======== Supplied material

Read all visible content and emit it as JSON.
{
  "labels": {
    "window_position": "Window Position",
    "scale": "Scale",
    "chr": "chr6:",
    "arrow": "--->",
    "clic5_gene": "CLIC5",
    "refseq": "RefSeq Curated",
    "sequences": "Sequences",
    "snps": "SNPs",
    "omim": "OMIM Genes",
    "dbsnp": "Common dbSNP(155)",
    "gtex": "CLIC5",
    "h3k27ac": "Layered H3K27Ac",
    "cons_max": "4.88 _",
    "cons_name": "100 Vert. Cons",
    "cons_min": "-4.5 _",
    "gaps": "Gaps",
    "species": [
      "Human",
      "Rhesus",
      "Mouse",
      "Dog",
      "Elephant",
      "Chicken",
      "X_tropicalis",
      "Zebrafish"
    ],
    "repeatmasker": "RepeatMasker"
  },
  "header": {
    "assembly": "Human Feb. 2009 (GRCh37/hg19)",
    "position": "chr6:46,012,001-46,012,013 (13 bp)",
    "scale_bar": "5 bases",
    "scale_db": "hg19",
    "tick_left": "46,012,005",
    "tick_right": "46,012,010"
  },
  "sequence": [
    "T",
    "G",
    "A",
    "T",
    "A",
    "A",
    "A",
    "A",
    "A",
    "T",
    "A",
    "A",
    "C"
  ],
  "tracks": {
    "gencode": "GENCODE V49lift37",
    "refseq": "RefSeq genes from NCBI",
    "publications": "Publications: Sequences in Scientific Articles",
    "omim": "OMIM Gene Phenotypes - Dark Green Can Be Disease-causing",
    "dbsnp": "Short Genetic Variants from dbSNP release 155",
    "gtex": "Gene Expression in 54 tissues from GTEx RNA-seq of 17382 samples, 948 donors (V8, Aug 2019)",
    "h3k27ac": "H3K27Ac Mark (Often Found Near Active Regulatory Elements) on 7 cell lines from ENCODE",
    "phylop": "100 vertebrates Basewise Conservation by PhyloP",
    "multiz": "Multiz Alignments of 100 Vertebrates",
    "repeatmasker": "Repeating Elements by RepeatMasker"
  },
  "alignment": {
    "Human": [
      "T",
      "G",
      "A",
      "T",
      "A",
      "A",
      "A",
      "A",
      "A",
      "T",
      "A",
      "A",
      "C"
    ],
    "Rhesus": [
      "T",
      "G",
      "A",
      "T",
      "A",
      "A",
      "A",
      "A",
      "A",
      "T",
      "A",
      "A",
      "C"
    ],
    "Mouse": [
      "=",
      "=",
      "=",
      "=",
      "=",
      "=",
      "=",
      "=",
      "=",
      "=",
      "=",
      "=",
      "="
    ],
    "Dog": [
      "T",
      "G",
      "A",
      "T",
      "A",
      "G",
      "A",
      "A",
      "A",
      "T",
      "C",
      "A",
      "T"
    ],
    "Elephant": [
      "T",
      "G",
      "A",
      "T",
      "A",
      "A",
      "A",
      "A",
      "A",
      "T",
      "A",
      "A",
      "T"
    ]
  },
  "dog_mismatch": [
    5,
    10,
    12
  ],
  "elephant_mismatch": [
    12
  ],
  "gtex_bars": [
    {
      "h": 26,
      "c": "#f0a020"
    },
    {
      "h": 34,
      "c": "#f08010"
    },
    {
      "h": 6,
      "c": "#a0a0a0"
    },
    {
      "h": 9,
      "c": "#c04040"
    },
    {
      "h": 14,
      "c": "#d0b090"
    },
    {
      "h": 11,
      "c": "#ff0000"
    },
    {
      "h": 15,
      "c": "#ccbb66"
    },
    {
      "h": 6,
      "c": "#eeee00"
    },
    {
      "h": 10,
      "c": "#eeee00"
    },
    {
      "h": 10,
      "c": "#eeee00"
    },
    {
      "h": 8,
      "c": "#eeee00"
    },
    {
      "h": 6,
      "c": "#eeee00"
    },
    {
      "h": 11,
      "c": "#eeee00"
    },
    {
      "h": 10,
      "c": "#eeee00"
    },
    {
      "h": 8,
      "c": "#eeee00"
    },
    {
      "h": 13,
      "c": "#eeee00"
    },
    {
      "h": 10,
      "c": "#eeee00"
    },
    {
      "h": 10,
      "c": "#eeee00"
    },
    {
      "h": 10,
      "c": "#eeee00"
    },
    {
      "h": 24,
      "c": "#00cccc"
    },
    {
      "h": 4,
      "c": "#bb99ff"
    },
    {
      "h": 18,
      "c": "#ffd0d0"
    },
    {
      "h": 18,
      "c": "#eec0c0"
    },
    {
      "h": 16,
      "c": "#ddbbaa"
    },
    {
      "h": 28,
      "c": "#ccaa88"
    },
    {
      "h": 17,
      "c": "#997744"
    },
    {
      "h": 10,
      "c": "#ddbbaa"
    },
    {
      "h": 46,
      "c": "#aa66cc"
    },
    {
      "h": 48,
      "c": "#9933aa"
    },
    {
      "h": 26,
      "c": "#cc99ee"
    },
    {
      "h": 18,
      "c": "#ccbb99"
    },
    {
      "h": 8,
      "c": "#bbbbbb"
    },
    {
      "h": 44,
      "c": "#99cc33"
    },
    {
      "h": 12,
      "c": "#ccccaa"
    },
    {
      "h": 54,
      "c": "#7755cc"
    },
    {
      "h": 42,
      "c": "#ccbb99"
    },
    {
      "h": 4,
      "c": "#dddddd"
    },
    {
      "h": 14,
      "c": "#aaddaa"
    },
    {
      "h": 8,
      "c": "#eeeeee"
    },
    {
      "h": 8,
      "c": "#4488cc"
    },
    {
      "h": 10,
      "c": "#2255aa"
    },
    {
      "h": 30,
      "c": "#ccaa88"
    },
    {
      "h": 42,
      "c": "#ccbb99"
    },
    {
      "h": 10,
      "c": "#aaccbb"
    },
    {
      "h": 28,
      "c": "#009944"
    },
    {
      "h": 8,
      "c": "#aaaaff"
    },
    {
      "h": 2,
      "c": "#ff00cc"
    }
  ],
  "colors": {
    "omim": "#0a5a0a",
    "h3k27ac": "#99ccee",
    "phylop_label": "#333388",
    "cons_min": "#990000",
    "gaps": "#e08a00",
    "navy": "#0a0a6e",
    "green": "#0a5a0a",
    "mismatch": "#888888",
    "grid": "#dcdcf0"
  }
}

================

Work instruction →
Each record needs to be duplicated exactly.

Response box →
Read all visible content and emit it as JSON.
{
  "labels": {
    "window_position": "Window Position",
    "scale": "Scale",
    "chr": "chr6:",
    "arrow": "--->",
    "clic5_gene": "CLIC5",
    "refseq": "RefSeq Curated",
    "sequences": "Sequences",
    "snps": "SNPs",
    "omim": "OMIM Genes",
    "dbsnp": "Common dbSNP(155)",
    "gtex": "CLIC5",
    "h3k27ac": "Layered H3K27Ac",
    "cons_max": "4.88 _",
    "cons_name": "100 Vert. Cons",
    "cons_min": "-4.5 _",
    "gaps": "Gaps",
    "species": [
      "Human",
      "Rhesus",
      "Mouse",
      "Dog",
      "Elephant",
      "Chicken",
      "X_tropicalis",
      "Zebrafish"
    ],
    "repeatmasker": "RepeatMasker"
  },
  "header": {
    "assembly": "Human Feb. 2009 (GRCh37/hg19)",
    "position": "chr6:46,012,001-46,012,013 (13 bp)",
    "scale_bar": "5 bases",
    "scale_db": "hg19",
    "tick_left": "46,012,005",
    "tick_right": "46,012,010"
  },
  "sequence": [
    "T",
    "G",
    "A",
    "T",
    "A",
    "A",
    "A",
    "A",
    "A",
    "T",
    "A",
    "A",
    "C"
  ],
  "tracks": {
    "gencode": "GENCODE V49lift37",
    "refseq": "RefSeq genes from NCBI",
    "publications": "Publications: Sequences in Scientific Articles",
    "omim": "OMIM Gene Phenotypes - Dark Green Can Be Disease-causing",
    "dbsnp": "Short Genetic Variants from dbSNP release 155",
    "gtex": "Gene Expression in 54 tissues from GTEx RNA-seq of 17382 samples, 948 donors (V8, Aug 2019)",
    "h3k27ac": "H3K27Ac Mark (Often Found Near Active Regulatory Elements) on 7 cell lines from ENCODE",
    "phylop": "100 vertebrates Basewise Conservation by PhyloP",
    "multiz": "Multiz Alignments of 100 Vertebrates",
    "repeatmasker": "Repeating Elements by RepeatMasker"
  },
  "alignment": {
    "Human": [
      "T",
      "G",
      "A",
      "T",
      "A",
      "A",
      "A",
      "A",
      "A",
      "T",
      "A",
      "A",
      "C"
    ],
    "Rhesus": [
      "T",
      "G",
      "A",
      "T",
      "A",
      "A",
      "A",
      "A",
      "A",
      "T",
      "A",
      "A",
      "C"
    ],
    "Mouse": [
      "=",
      "=",
      "=",
      "=",
      "=",
      "=",
      "=",
      "=",
      "=",
      "=",
      "=",
      "=",
      "="
    ],
    "Dog": [
      "T",
      "G",
      "A",
      "T",
      "A",
      "G",
      "A",
      "A",
      "A",
      "T",
      "C",
      "A",
      "T"
    ],
    "Elephant": [
      "T",
      "G",
      "A",
      "T",
      "A",
      "A",
      "A",
      "A",
      "A",
      "T",
      "A",
      "A",
      "T"
    ]
  },
  "dog_mismatch": [
    5,
    10,
    12
  ],
  "elephant_mismatch": [
    12
  ],
  "gtex_bars": [
    {
      "h": 26,
      "c": "#f0a020"
    },
    {
      "h": 34,
      "c": "#f08010"
    },
    {
      "h": 6,
      "c": "#a0a0a0"
    },
    {
      "h": 9,
      "c": "#c04040"
    },
    {
      "h": 14,
      "c": "#d0b090"
    },
    {
      "h": 11,
      "c": "#ff0000"
    },
    {
      "h": 15,
      "c": "#ccbb66"
    },
    {
      "h": 6,
      "c": "#eeee00"
    },
    {
      "h": 10,
      "c": "#eeee00"
    },
    {
      "h": 10,
      "c": "#eeee00"
    },
    {
      "h": 8,
      "c": "#eeee00"
    },
    {
      "h": 6,
      "c": "#eeee00"
    },
    {
      "h": 11,
      "c": "#eeee00"
    },
    {
      "h": 10,
      "c": "#eeee00"
    },
    {
      "h": 8,
      "c": "#eeee00"
    },
    {
      "h": 13,
      "c": "#eeee00"
    },
    {
      "h": 10,
      "c": "#eeee00"
    },
    {
      "h": 10,
      "c": "#eeee00"
    },
    {
      "h": 10,
      "c": "#eeee00"
    },
    {
      "h": 24,
      "c": "#00cccc"
    },
    {
      "h": 4,
      "c": "#bb99ff"
    },
    {
      "h": 18,
      "c": "#ffd0d0"
    },
    {
      "h": 18,
      "c": "#eec0c0"
    },
    {
      "h": 16,
      "c": "#ddbbaa"
    },
    {
      "h": 28,
      "c": "#ccaa88"
    },
    {
      "h": 17,
      "c": "#997744"
    },
    {
      "h": 10,
      "c": "#ddbbaa"
    },
    {
      "h": 46,
      "c": "#aa66cc"
    },
    {
      "h": 48,
      "c": "#9933aa"
    },
    {
      "h": 26,
      "c": "#cc99ee"
    },
    {
      "h": 18,
      "c": "#ccbb99"
    },
    {
      "h": 8,
      "c": "#bbbbbb"
    },
    {
      "h": 44,
      "c": "#99cc33"
    },
    {
      "h": 12,
      "c": "#ccccaa"
    },
    {
      "h": 54,
      "c": "#7755cc"
    },
    {
      "h": 42,
      "c": "#ccbb99"
    },
    {
      "h": 4,
      "c": "#dddddd"
    },
    {
      "h": 14,
      "c": "#aaddaa"
    },
    {
      "h": 8,
      "c": "#eeeeee"
    },
    {
      "h": 8,
      "c": "#4488cc"
    },
    {
      "h": 10,
      "c": "#2255aa"
    },
    {
      "h": 30,
      "c": "#ccaa88"
    },
    {
      "h": 42,
      "c": "#ccbb99"
    },
    {
      "h": 10,
      "c": "#aaccbb"
    },
    {
      "h": 28,
      "c": "#009944"
    },
    {
      "h": 8,
      "c": "#aaaaff"
    },
    {
      "h": 2,
      "c": "#ff00cc"
    }
  ],
  "colors": {
    "omim": "#0a5a0a",
    "h3k27ac": "#99ccee",
    "phylop_label": "#333388",
    "cons_min": "#990000",
    "gaps": "#e08a00",
    "navy": "#0a0a6e",
    "green": "#0a5a0a",
    "mismatch": "#888888",
    "grid": "#dcdcf0"
  }
}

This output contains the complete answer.